[Supplied records start]

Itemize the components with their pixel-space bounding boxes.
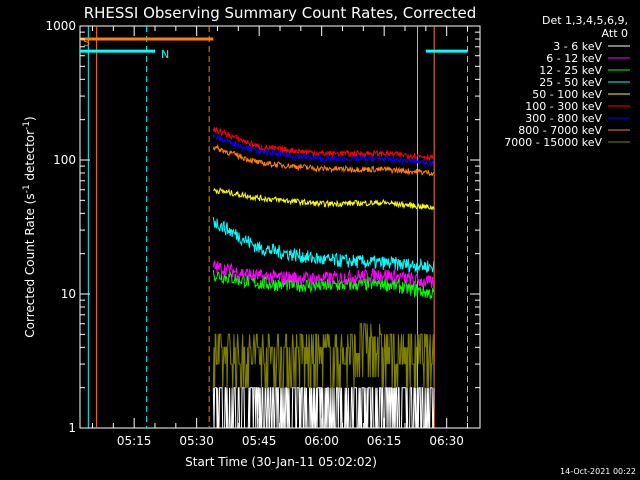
x-tick-label: 05:15 bbox=[117, 434, 152, 448]
x-tick-label: 06:15 bbox=[367, 434, 402, 448]
y-axis-label: Corrected Count Rate (s-1 detector-1) bbox=[22, 116, 37, 337]
flag-label: S bbox=[83, 36, 90, 49]
legend-label: 25 - 50 keV bbox=[539, 76, 602, 89]
legend-label: 50 - 100 keV bbox=[532, 88, 602, 101]
flag-bars: SN bbox=[80, 36, 468, 61]
legend-label: 100 - 300 keV bbox=[525, 100, 602, 113]
series-line-50-100-kev bbox=[212, 187, 435, 211]
series-line-100-300-kev bbox=[212, 127, 435, 162]
y-tick-label: 10 bbox=[61, 287, 76, 301]
y-tick-label: 100 bbox=[53, 153, 76, 167]
x-axis-label: Start Time (30-Jan-11 05:02:02) bbox=[185, 455, 377, 469]
series-line-7000-15000-kev bbox=[212, 323, 435, 389]
y-axis: 1 10 100 1000 bbox=[45, 19, 480, 435]
legend-label: 6 - 12 keV bbox=[546, 52, 602, 65]
series-line-800-7000-kev bbox=[212, 143, 435, 177]
series-line-25-50-kev bbox=[212, 216, 435, 273]
y-tick-label: 1000 bbox=[45, 19, 76, 33]
x-tick-label: 06:30 bbox=[429, 434, 464, 448]
time-markers bbox=[87, 26, 468, 428]
timestamp: 14-Oct-2021 00:22 bbox=[560, 467, 636, 476]
legend-label: 7000 - 15000 keV bbox=[504, 136, 602, 149]
series-line-12-25-kev bbox=[212, 269, 435, 300]
legend-header-line-1: Det 1,3,4,5,6,9, bbox=[542, 14, 628, 27]
legend-label: 12 - 25 keV bbox=[539, 64, 602, 77]
legend-label: 800 - 7000 keV bbox=[518, 124, 602, 137]
x-axis: 05:15 05:30 05:45 06:00 06:15 06:30 bbox=[92, 26, 468, 448]
series-line-3-6-kev bbox=[212, 387, 435, 429]
legend-label: 3 - 6 keV bbox=[553, 40, 602, 53]
x-tick-label: 06:00 bbox=[304, 434, 339, 448]
x-tick-label: 05:45 bbox=[242, 434, 277, 448]
chart-title: RHESSI Observing Summary Count Rates, Co… bbox=[84, 4, 477, 22]
legend-label: 300 - 800 keV bbox=[525, 112, 602, 125]
y-tick-label: 1 bbox=[68, 421, 76, 435]
series-group bbox=[212, 127, 435, 429]
series-line-6-12-kev bbox=[212, 259, 435, 289]
series-line-300-800-kev bbox=[212, 133, 435, 166]
legend-header-line-2: Att 0 bbox=[602, 27, 628, 40]
x-tick-label: 05:30 bbox=[179, 434, 214, 448]
flag-label: N bbox=[161, 48, 169, 61]
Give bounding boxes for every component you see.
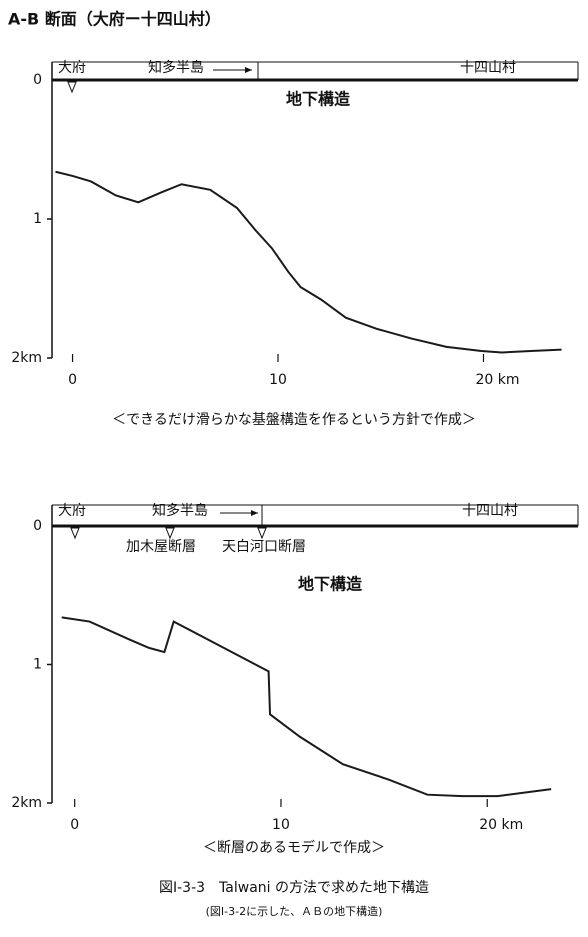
y-tick-label: 1	[33, 211, 42, 227]
place-label: 十四山村	[462, 503, 518, 519]
y-tick-label: 1	[33, 657, 42, 673]
figure-title: A-B 断面（大府ー十四山村）	[8, 10, 221, 29]
place-label: 知多半島	[148, 59, 204, 76]
fault-label: 加木屋断層	[126, 539, 196, 555]
location-triangle	[67, 81, 77, 94]
location-triangle	[70, 527, 80, 540]
place-label: 大府	[58, 503, 86, 519]
x-tick-label: 20 km	[475, 372, 519, 388]
arrow-head	[245, 67, 252, 73]
x-tick-label: 0	[68, 372, 77, 388]
chart-caption: ＜断層のあるモデルで作成＞	[203, 839, 385, 856]
place-label: 知多半島	[152, 502, 208, 519]
x-tick-label: 10	[272, 817, 290, 833]
y-tick-label: 0	[33, 72, 42, 88]
place-label: 大府	[58, 60, 86, 76]
structure-label: 地下構造	[298, 575, 363, 594]
structure-label: 地下構造	[286, 90, 351, 109]
fault-label: 天白河口断層	[222, 539, 306, 555]
depth-line	[61, 616, 552, 798]
y-tick-label: 2km	[11, 350, 42, 366]
location-triangle	[165, 527, 175, 540]
x-tick-label: 10	[269, 372, 287, 388]
figure-caption: 図Ⅰ-3-3 Talwani の方法で求めた地下構造	[159, 880, 429, 896]
depth-line	[55, 170, 562, 354]
y-tick-label: 2km	[11, 795, 42, 811]
y-tick-label: 0	[33, 518, 42, 534]
location-triangle	[257, 527, 267, 540]
arrow-head	[251, 510, 258, 516]
place-label: 十四山村	[460, 60, 516, 76]
figure-note: (図Ⅰ-3-2に示した、ＡＢの地下構造)	[206, 904, 383, 918]
x-tick-label: 0	[70, 817, 79, 833]
chart-caption: ＜できるだけ滑らかな基盤構造を作るという方針で作成＞	[112, 411, 476, 428]
x-tick-label: 20 km	[479, 817, 523, 833]
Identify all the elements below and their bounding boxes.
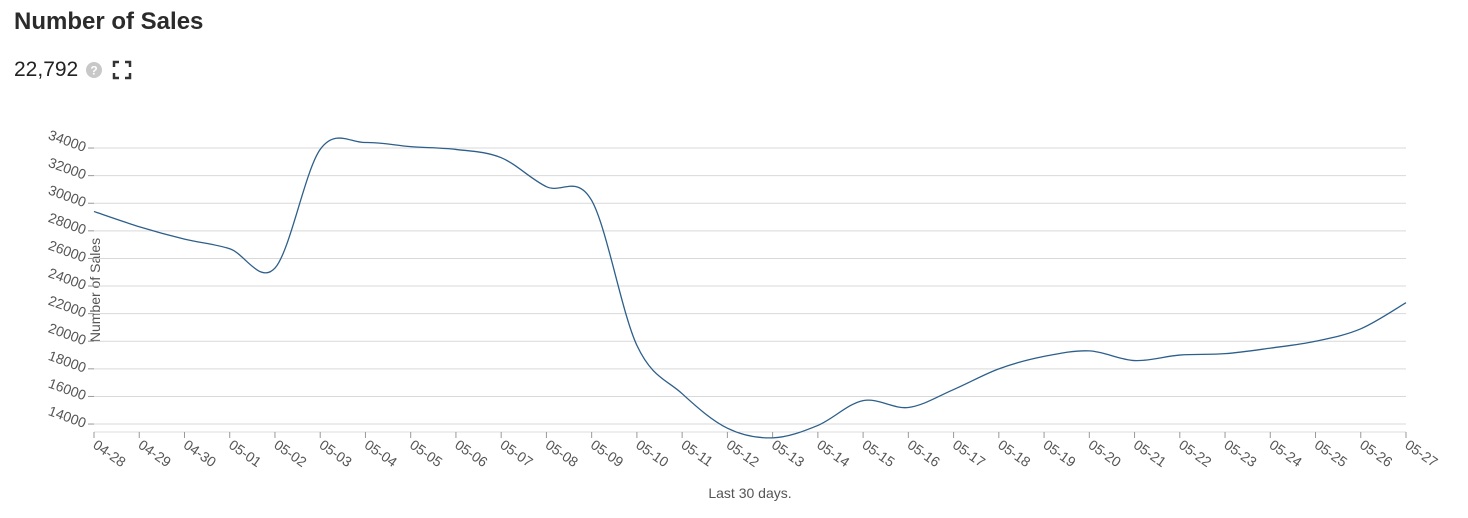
metric-value: 22,792: [14, 58, 79, 81]
data-line: [93, 137, 1407, 439]
x-tick-label: 04-30: [181, 436, 220, 470]
y-tick-label: 20000: [46, 320, 88, 348]
y-tick-label: 22000: [46, 292, 88, 320]
help-icon[interactable]: [86, 62, 103, 78]
x-tick-label: 05-20: [1086, 436, 1125, 470]
x-tick-label: 05-13: [769, 436, 808, 470]
y-tick-label: 30000: [46, 182, 88, 210]
x-tick-label: 05-26: [1357, 436, 1396, 470]
x-tick-label: 05-23: [1221, 436, 1260, 470]
x-tick-label: 05-22: [1176, 436, 1215, 470]
x-tick-label: 05-01: [226, 436, 265, 470]
x-tick-label: 05-03: [316, 436, 355, 470]
x-tick-label: 05-11: [678, 436, 716, 469]
x-tick-label: 05-21: [1131, 436, 1170, 470]
x-tick-label: 04-29: [136, 436, 175, 470]
x-axis-label: Last 30 days.: [708, 485, 791, 501]
x-tick-label: 05-05: [407, 436, 446, 470]
x-tick-label: 05-18: [995, 436, 1034, 470]
y-tick-label: 26000: [46, 237, 88, 265]
y-tick-label: 32000: [46, 154, 88, 182]
y-tick-label: 34000: [46, 127, 88, 155]
y-tick-label: 18000: [46, 347, 88, 375]
x-tick-label: 05-15: [859, 436, 898, 470]
x-tick-label: 05-17: [950, 436, 989, 470]
x-tick-label: 05-02: [271, 436, 310, 470]
metric: 22,792 ?: [14, 58, 144, 82]
x-tick-label: 05-27: [1402, 436, 1441, 470]
y-tick-label: 28000: [46, 209, 88, 237]
x-tick-label: 05-10: [633, 436, 672, 470]
y-tick-label: 16000: [46, 375, 88, 403]
fullscreen-icon[interactable]: [112, 60, 132, 80]
x-tick-label: 05-25: [1312, 436, 1351, 470]
icons: ?: [86, 60, 132, 80]
page-title: Number of Sales: [14, 8, 204, 35]
y-tick-label: 24000: [46, 265, 88, 293]
x-tick-label: 05-24: [1267, 436, 1306, 470]
x-tick-label: 05-19: [1040, 436, 1079, 470]
x-tick-label: 05-06: [452, 436, 491, 470]
help-glyph: ?: [91, 64, 98, 78]
x-tick-label: 05-04: [362, 436, 401, 470]
x-tick-label: 05-08: [543, 436, 582, 470]
x-tick-label: 04-28: [90, 436, 129, 470]
x-tick-label: 05-12: [724, 436, 763, 470]
y-axis-label: Number of Sales: [87, 238, 103, 342]
x-tick-label: 05-09: [588, 436, 627, 470]
x-tick-label: 05-14: [814, 436, 853, 470]
x-tick-label: 05-07: [497, 436, 536, 470]
y-tick-label: 14000: [46, 403, 88, 431]
x-tick-label: 05-16: [905, 436, 944, 470]
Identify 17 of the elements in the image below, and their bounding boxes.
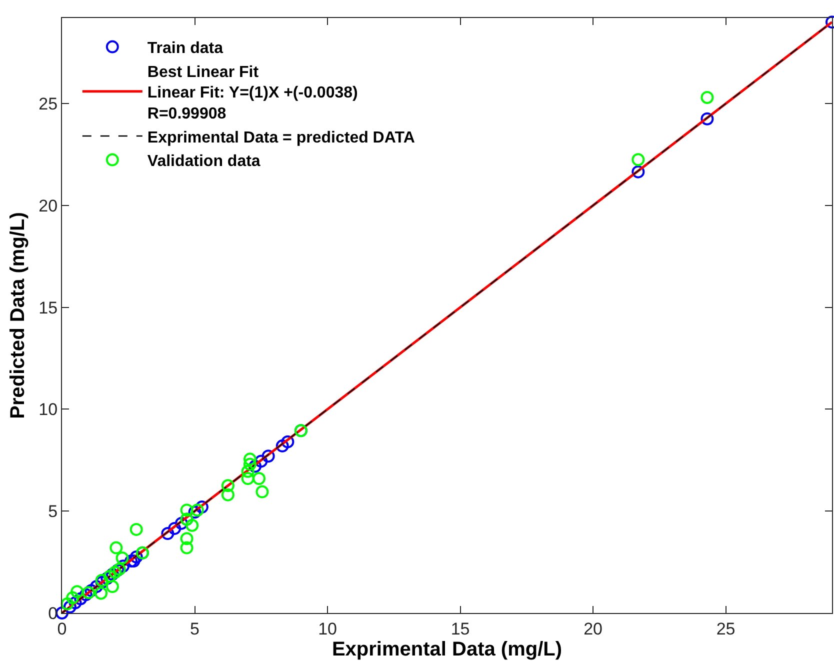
y-tick-label: 25: [38, 94, 58, 114]
y-tick-label: 5: [48, 502, 58, 522]
x-tick-label: 10: [318, 619, 337, 638]
x-tick-label: 25: [716, 619, 736, 638]
legend-label: Best Linear Fit Linear Fit: Y=(1)X +(-0.0038) R=0.99908: [147, 64, 358, 122]
x-tick-label: 20: [584, 619, 602, 638]
x-axis-title: Exprimental Data (mg/L): [332, 638, 562, 660]
legend-label: Exprimental Data = predicted DATA: [147, 129, 416, 146]
x-tick-label: 15: [450, 619, 470, 638]
y-tick-label: 10: [38, 400, 58, 420]
x-tick-label: 5: [190, 619, 200, 638]
y-tick-label: 0: [48, 604, 58, 623]
y-axis-title: Predicted Data (mg/L): [7, 212, 30, 419]
legend-label: Validation data: [147, 153, 260, 170]
y-tick-label: 15: [38, 298, 58, 318]
legend-label: Train data: [147, 40, 224, 58]
y-tick-label: 20: [38, 196, 58, 216]
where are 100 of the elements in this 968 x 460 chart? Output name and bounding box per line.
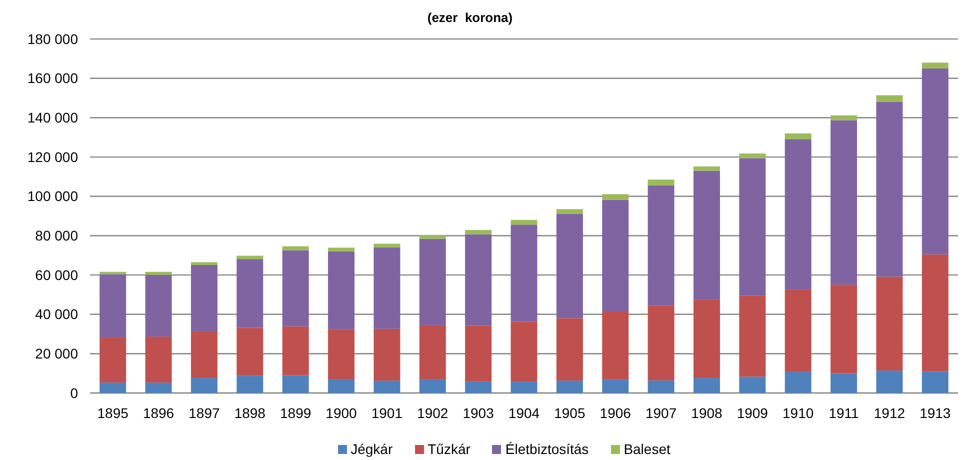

[Supplied records end]

- [Problem to solve]:
Convert the lines of the entries from the one containing "211, 42, 227]" through the one containing "figure-caption: 図Ⅰ-3-3 Talwani" into a JSON list of strings, one string per line, skipping blank lines.

- [Worked solution]:
[
  "y-tick-label: 1\t[33, 211, 42, 227]",
  "place-label: 十四山村\t[462, 503, 518, 519]",
  "y-tick-label: 1\t[33, 657, 42, 673]",
  "figure-title: A-B 断面（大府ー十四山村）\t[8, 10, 221, 29]",
  "place-label: 知多半島\t[148, 59, 204, 76]",
  "fault-label: 加木屋断層\t[126, 539, 196, 555]",
  "location-triangle\t[67, 81, 77, 94]",
  "location-triangle\t[70, 527, 80, 540]",
  "place-label: 大府\t[58, 503, 86, 519]",
  "x-tick-label: 20 km\t[475, 372, 519, 388]",
  "arrow-head\t[245, 67, 252, 73]",
  "x-tick-label: 0\t[68, 372, 77, 388]",
  "chart-caption: ＜断層のあるモデルで作成＞\t[203, 839, 385, 856]",
  "place-label: 知多半島\t[152, 502, 208, 519]",
  "x-tick-label: 10\t[272, 817, 290, 833]",
  "y-tick-label: 0\t[33, 72, 42, 88]",
  "place-label: 大府\t[58, 60, 86, 76]",
  "structure-label: 地下構造\t[298, 575, 363, 594]",
  "structure-label: 地下構造\t[286, 90, 351, 109]",
  "fault-label: 天白河口断層\t[222, 539, 306, 555]",
  "depth-line\t[61, 616, 552, 798]",
  "y-tick-label: 2km\t[11, 350, 42, 366]",
  "location-triangle\t[165, 527, 175, 540]",
  "x-tick-label: 10\t[269, 372, 287, 388]",
  "figure-caption: 図Ⅰ-3-3 Talwani の方法で求めた地下構造\t[159, 880, 429, 896]"
]